-------- Given information

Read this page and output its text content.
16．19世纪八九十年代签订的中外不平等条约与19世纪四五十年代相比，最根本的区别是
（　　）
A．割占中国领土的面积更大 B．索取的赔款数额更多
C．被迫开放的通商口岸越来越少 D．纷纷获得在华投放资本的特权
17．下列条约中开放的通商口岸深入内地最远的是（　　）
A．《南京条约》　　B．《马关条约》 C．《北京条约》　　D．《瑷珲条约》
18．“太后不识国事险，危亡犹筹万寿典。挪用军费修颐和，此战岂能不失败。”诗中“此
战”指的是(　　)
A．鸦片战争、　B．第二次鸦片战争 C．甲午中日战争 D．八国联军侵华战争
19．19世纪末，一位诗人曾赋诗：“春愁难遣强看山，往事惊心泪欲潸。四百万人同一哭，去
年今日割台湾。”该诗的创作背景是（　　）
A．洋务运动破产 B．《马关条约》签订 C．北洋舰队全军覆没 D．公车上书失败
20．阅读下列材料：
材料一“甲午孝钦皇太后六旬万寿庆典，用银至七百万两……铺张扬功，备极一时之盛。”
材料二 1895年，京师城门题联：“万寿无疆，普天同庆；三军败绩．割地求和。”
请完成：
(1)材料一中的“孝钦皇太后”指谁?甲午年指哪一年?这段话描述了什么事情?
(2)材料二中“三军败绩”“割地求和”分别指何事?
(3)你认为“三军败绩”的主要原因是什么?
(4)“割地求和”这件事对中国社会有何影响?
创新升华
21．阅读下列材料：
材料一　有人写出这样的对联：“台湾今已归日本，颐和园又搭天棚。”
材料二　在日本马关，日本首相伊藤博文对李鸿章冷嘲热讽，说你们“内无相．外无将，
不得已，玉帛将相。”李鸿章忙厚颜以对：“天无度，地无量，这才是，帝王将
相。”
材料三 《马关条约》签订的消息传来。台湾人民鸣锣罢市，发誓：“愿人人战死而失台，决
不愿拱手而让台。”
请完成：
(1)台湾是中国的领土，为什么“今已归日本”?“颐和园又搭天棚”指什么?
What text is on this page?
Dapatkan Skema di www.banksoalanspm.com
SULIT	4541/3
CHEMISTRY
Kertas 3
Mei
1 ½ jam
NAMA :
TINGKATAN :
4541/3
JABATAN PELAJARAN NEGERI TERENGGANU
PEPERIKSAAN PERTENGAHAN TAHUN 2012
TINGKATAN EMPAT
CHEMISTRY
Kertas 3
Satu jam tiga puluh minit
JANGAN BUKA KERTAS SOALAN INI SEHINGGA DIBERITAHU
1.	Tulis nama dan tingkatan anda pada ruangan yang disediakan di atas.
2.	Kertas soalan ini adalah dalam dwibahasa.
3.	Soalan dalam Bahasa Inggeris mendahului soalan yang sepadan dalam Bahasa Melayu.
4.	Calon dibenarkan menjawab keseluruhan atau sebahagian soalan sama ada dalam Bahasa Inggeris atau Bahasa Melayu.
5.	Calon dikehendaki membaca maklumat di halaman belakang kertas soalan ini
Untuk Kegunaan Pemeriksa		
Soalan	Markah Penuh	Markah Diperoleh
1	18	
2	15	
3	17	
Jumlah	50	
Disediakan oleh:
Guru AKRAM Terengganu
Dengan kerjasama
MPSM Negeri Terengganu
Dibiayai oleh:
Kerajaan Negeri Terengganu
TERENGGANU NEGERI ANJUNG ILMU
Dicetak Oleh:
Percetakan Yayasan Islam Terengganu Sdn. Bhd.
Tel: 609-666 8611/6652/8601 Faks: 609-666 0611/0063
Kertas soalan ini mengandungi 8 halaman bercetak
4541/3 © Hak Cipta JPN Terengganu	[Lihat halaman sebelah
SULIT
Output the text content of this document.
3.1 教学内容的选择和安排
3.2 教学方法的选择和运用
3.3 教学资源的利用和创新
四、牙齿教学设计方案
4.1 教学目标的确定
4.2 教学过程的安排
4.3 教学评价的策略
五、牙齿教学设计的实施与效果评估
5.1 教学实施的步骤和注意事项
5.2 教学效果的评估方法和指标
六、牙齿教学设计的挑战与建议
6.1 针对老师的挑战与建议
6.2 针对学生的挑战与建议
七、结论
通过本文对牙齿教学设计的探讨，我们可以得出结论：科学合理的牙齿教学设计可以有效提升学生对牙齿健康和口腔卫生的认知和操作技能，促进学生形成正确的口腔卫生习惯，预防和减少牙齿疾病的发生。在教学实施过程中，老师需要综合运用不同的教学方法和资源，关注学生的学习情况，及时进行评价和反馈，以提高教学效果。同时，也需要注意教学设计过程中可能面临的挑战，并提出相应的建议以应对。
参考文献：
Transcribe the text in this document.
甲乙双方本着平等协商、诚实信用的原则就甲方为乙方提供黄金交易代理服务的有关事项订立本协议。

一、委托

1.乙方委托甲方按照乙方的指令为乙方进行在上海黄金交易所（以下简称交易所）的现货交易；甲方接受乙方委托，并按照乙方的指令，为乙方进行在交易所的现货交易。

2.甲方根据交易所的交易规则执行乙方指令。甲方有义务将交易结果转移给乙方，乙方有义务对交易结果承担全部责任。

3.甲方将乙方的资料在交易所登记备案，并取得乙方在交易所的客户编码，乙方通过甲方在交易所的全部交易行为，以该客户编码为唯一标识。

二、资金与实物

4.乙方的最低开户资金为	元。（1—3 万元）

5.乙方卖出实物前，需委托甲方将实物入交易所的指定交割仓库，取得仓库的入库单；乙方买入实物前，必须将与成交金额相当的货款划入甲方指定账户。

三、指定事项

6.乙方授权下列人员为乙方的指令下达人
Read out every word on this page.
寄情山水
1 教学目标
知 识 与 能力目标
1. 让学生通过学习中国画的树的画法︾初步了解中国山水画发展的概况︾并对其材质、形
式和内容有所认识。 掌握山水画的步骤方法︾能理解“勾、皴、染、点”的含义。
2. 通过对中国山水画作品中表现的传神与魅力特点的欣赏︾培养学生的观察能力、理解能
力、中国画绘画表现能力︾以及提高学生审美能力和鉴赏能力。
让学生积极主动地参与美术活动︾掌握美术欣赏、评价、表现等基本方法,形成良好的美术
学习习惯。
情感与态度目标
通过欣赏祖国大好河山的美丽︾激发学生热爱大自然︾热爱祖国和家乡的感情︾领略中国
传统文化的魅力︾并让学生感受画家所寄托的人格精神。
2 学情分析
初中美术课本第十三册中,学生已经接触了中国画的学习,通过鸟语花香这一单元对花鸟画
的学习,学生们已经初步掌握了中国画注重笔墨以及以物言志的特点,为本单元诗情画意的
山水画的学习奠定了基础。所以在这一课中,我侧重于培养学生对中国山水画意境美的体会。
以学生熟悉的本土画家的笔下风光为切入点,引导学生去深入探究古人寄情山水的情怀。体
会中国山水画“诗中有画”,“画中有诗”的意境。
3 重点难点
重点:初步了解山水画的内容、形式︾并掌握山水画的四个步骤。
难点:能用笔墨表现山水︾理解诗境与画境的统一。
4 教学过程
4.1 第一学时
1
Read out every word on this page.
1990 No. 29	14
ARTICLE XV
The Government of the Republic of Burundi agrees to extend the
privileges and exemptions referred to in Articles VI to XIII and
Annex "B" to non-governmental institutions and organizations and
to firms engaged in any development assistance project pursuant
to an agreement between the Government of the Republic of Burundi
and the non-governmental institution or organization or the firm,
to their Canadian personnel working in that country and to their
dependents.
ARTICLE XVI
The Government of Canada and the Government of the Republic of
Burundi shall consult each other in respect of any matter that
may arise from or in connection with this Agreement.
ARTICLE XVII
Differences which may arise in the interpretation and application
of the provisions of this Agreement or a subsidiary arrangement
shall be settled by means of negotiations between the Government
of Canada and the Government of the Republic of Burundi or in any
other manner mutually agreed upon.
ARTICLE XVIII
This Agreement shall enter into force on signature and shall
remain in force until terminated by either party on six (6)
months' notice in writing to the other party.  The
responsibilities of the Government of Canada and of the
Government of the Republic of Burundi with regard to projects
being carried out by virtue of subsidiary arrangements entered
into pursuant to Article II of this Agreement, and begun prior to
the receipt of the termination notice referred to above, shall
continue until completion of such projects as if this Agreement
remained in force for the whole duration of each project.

----------------

_Exercise instructions_: Find all lines with "Canada" in them and copy each one.

_Written answer_:
The Government of Canada and the Government of the Republic of
of Canada and the Government of the Republic of Burundi or in any
responsibilities of the Government of Canada and of the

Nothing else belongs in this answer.